Written task: Report the count of lines below that include "page", without any other text.

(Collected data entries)

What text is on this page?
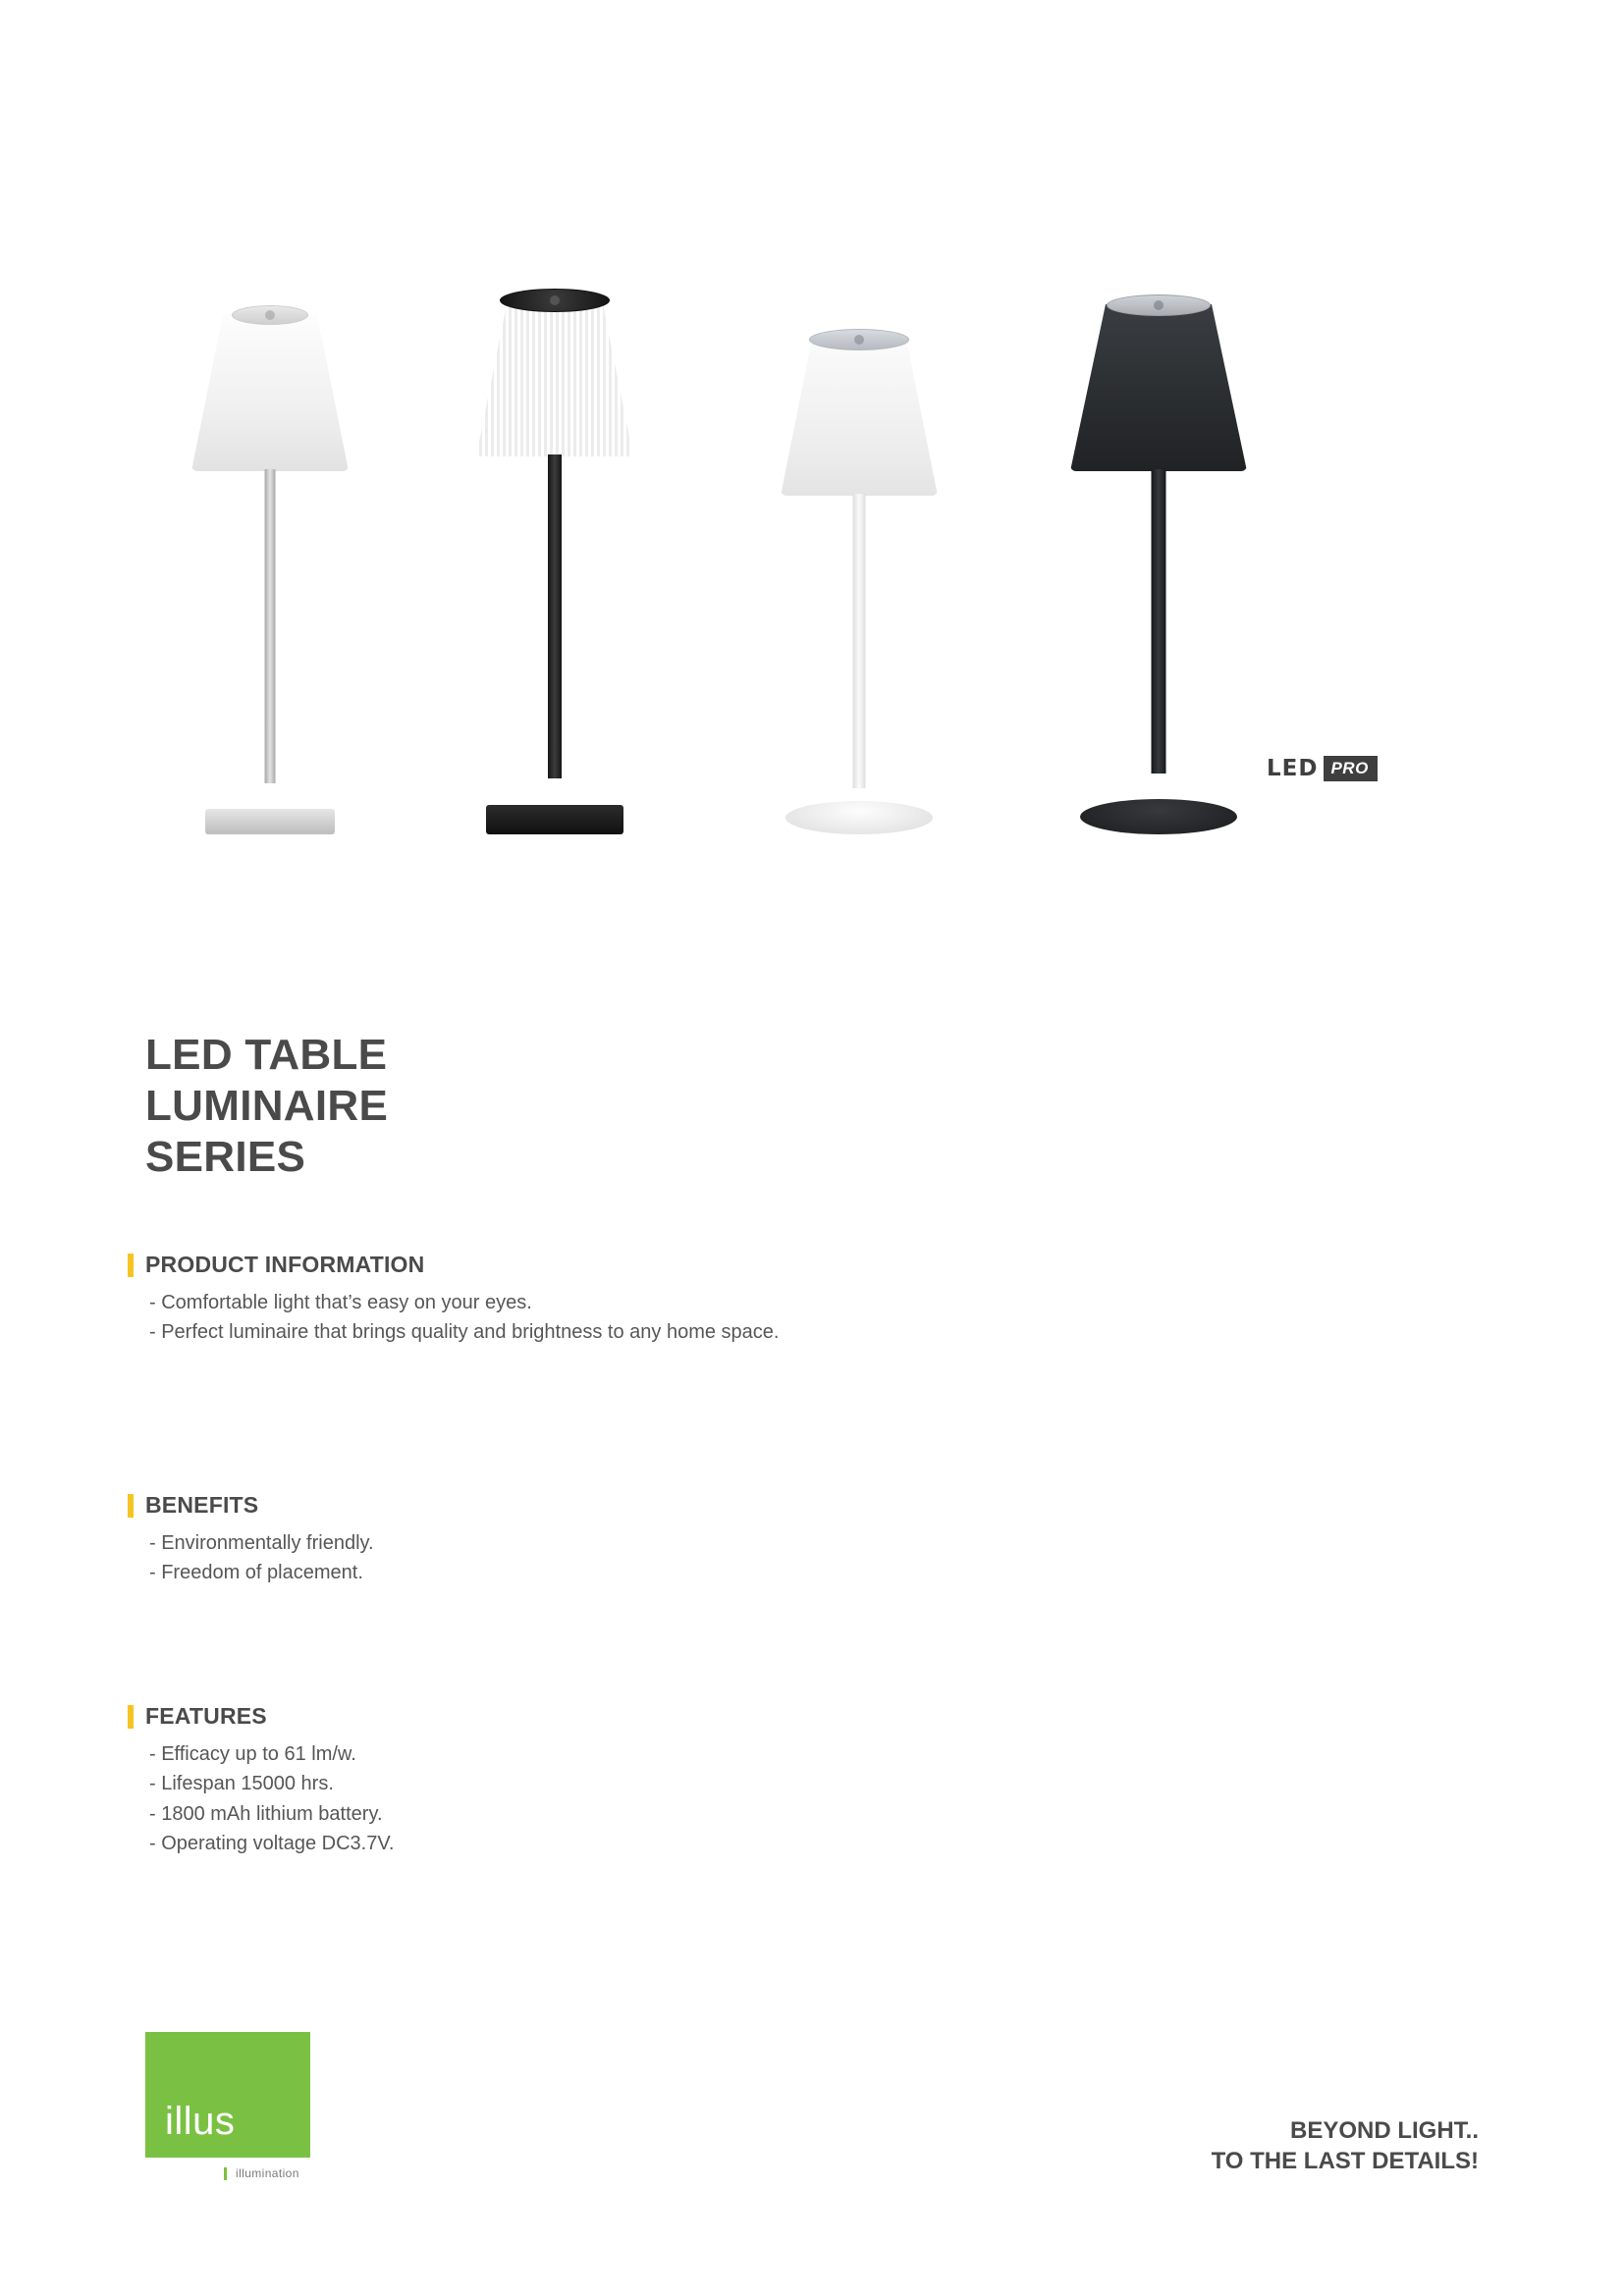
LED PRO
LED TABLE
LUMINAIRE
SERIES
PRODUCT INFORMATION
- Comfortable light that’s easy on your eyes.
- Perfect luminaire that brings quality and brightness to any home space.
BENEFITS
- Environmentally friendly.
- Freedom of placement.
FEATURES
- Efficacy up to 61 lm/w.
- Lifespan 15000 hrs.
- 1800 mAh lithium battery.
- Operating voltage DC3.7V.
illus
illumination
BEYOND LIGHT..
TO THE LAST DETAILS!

---

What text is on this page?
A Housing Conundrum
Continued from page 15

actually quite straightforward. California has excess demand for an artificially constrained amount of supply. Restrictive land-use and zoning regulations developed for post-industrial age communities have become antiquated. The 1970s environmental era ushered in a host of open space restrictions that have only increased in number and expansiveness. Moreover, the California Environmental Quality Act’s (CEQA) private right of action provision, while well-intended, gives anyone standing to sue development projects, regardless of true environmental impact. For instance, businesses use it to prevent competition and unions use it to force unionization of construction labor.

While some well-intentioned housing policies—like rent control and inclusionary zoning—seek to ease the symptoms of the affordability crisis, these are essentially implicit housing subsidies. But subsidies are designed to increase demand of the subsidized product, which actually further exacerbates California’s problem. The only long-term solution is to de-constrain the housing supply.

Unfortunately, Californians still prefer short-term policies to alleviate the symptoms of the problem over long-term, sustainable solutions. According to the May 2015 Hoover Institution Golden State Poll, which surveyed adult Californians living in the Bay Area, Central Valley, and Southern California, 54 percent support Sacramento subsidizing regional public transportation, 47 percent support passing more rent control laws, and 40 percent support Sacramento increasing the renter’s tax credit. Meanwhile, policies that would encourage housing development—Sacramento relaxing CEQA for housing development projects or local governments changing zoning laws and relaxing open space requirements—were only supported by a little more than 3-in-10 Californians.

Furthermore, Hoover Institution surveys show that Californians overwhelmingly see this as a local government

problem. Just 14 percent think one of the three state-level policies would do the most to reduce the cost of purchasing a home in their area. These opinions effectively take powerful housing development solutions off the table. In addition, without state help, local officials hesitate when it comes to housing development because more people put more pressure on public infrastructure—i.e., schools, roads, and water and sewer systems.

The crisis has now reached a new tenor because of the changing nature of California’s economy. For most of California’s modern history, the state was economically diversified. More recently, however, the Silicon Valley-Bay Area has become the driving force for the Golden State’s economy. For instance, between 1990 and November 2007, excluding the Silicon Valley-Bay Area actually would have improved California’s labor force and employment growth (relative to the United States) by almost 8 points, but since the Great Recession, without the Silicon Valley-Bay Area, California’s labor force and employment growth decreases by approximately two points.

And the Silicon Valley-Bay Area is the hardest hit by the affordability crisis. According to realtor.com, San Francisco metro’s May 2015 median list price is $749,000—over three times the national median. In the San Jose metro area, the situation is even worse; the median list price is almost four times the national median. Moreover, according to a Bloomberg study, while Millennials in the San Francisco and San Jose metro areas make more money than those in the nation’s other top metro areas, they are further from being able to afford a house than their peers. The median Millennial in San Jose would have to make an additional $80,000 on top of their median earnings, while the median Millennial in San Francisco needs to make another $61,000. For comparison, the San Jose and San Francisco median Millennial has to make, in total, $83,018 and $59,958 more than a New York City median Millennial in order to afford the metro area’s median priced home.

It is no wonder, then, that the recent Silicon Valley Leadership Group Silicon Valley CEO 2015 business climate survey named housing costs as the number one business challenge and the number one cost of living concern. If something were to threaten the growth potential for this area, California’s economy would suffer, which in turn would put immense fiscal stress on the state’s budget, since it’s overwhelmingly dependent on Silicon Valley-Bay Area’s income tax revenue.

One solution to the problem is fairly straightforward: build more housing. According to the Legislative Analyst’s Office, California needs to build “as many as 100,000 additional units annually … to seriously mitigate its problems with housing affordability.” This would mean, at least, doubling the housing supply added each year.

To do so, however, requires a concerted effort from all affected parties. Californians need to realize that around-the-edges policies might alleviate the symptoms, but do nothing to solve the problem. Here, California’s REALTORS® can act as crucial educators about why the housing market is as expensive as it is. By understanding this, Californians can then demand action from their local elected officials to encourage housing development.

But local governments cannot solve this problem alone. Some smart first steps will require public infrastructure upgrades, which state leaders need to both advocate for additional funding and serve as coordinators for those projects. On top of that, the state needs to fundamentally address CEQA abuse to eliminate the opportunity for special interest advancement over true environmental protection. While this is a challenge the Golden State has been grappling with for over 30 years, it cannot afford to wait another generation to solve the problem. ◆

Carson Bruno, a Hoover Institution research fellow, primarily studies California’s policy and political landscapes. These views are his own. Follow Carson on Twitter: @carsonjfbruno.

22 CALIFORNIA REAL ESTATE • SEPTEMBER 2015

==

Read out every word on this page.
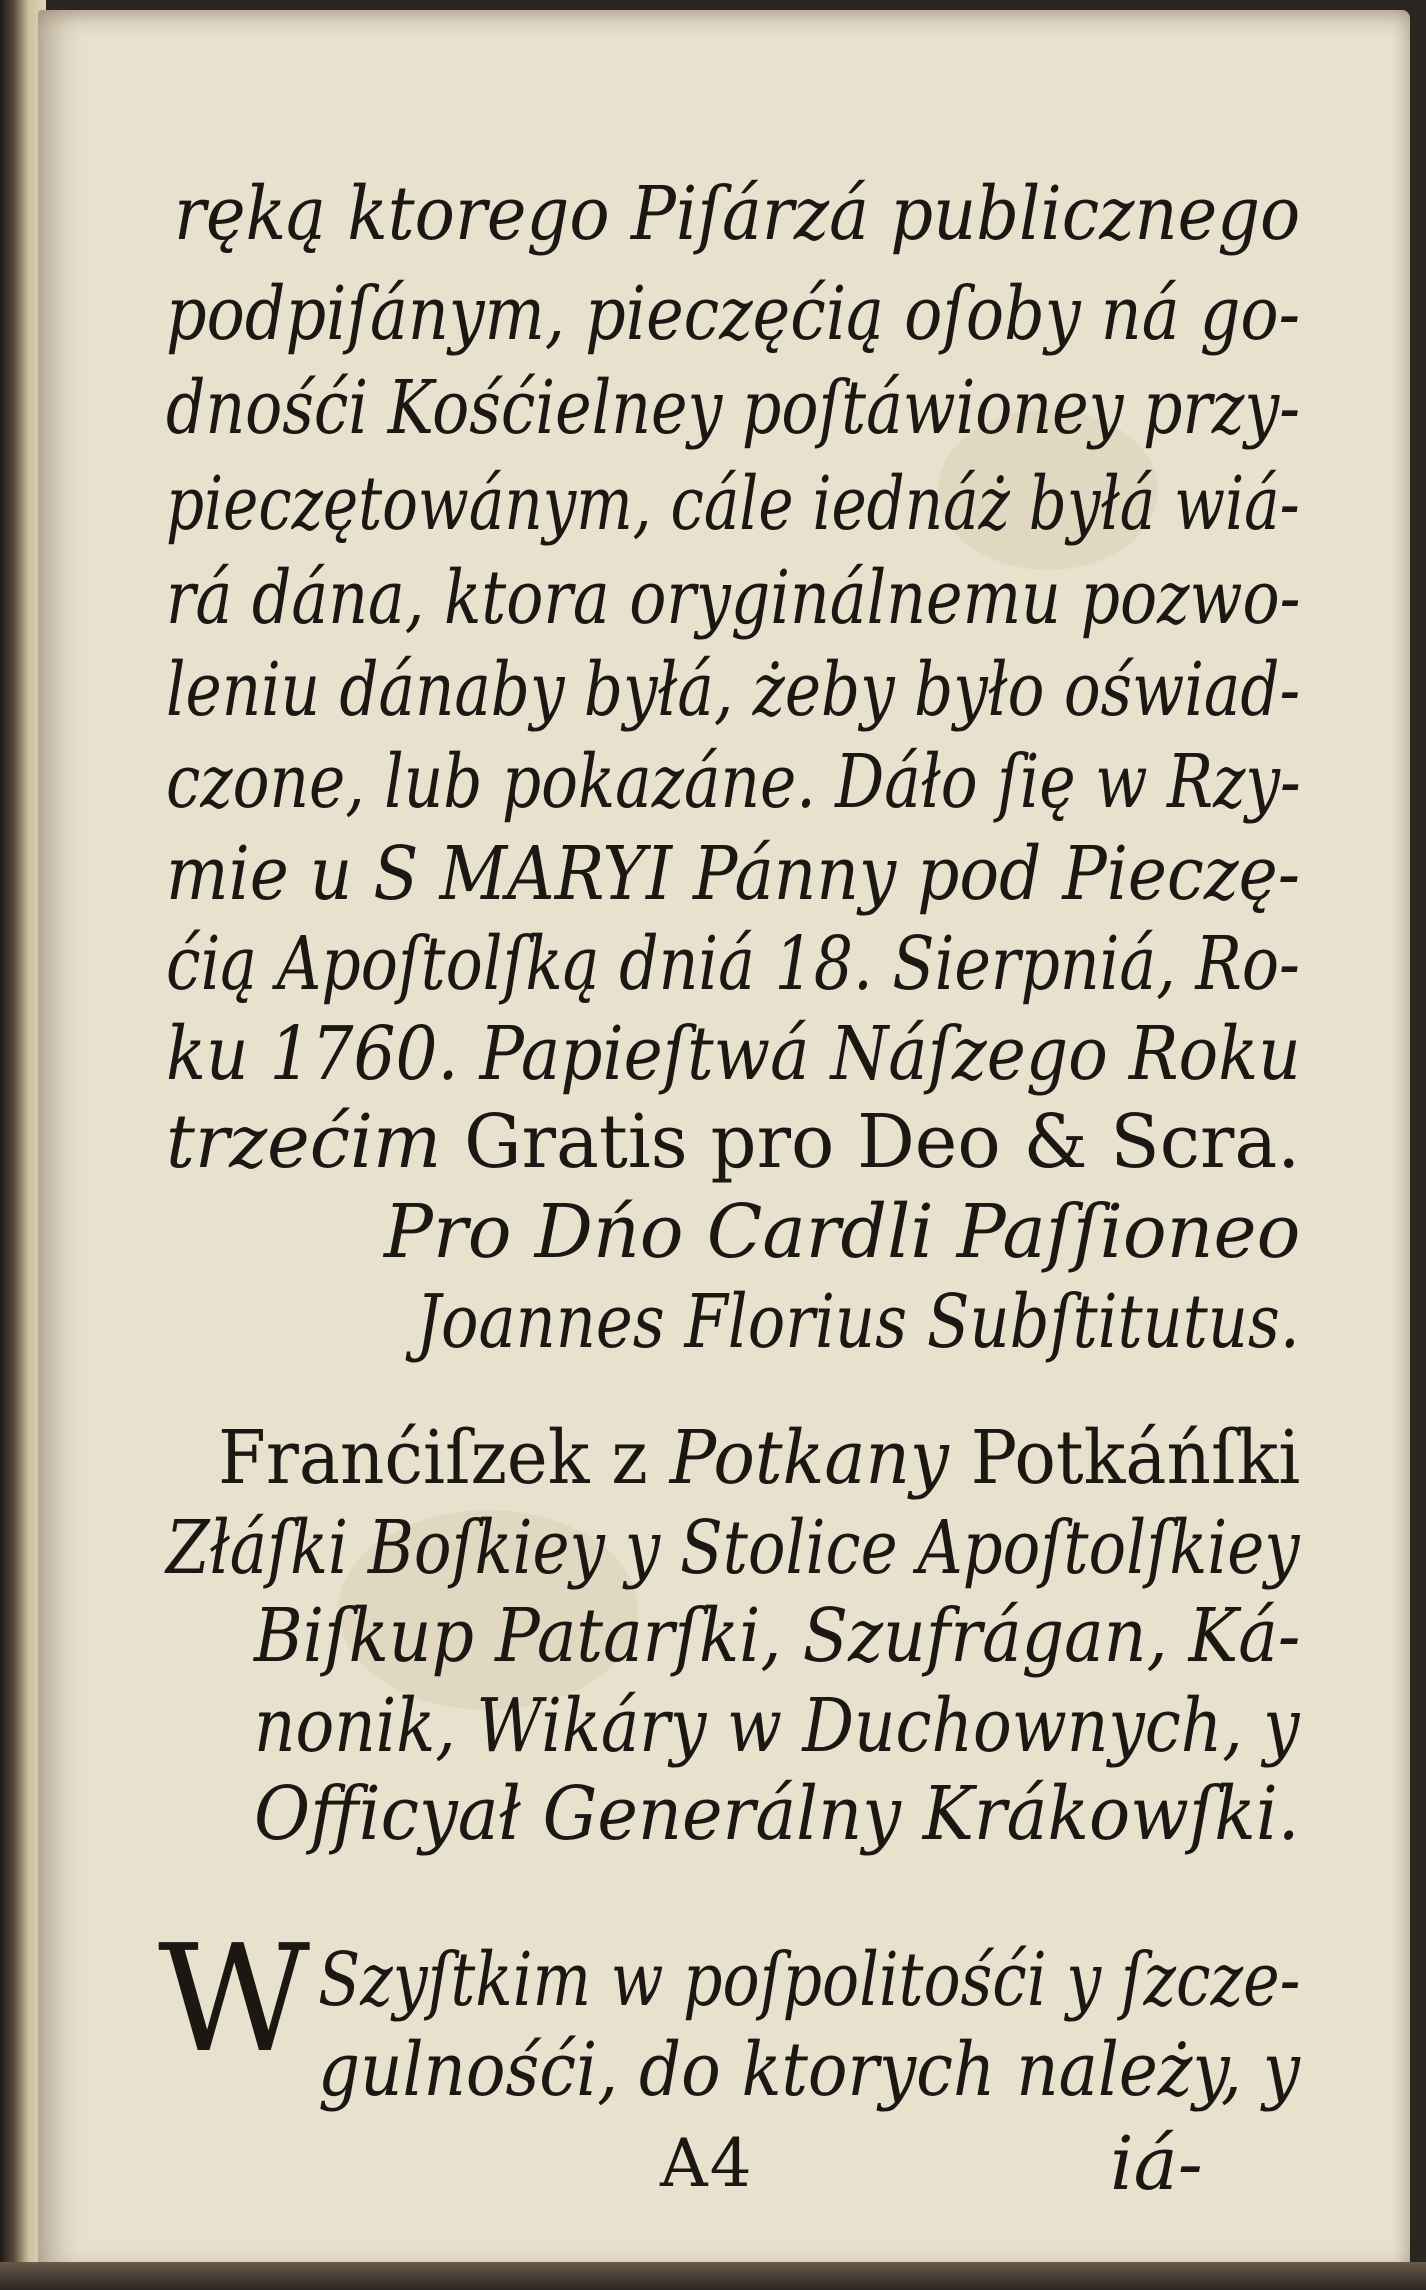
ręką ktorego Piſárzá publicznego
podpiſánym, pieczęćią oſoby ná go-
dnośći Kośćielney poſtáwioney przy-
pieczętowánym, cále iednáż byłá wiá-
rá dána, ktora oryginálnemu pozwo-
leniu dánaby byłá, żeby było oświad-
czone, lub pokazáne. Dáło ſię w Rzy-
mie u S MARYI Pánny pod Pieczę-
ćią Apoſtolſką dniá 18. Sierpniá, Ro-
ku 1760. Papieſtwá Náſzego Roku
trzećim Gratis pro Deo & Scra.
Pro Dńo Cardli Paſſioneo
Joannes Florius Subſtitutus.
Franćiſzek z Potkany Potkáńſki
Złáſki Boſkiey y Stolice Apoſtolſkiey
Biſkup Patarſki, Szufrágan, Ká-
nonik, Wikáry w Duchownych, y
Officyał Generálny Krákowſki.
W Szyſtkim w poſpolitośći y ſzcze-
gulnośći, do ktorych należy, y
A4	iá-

Complete response: 4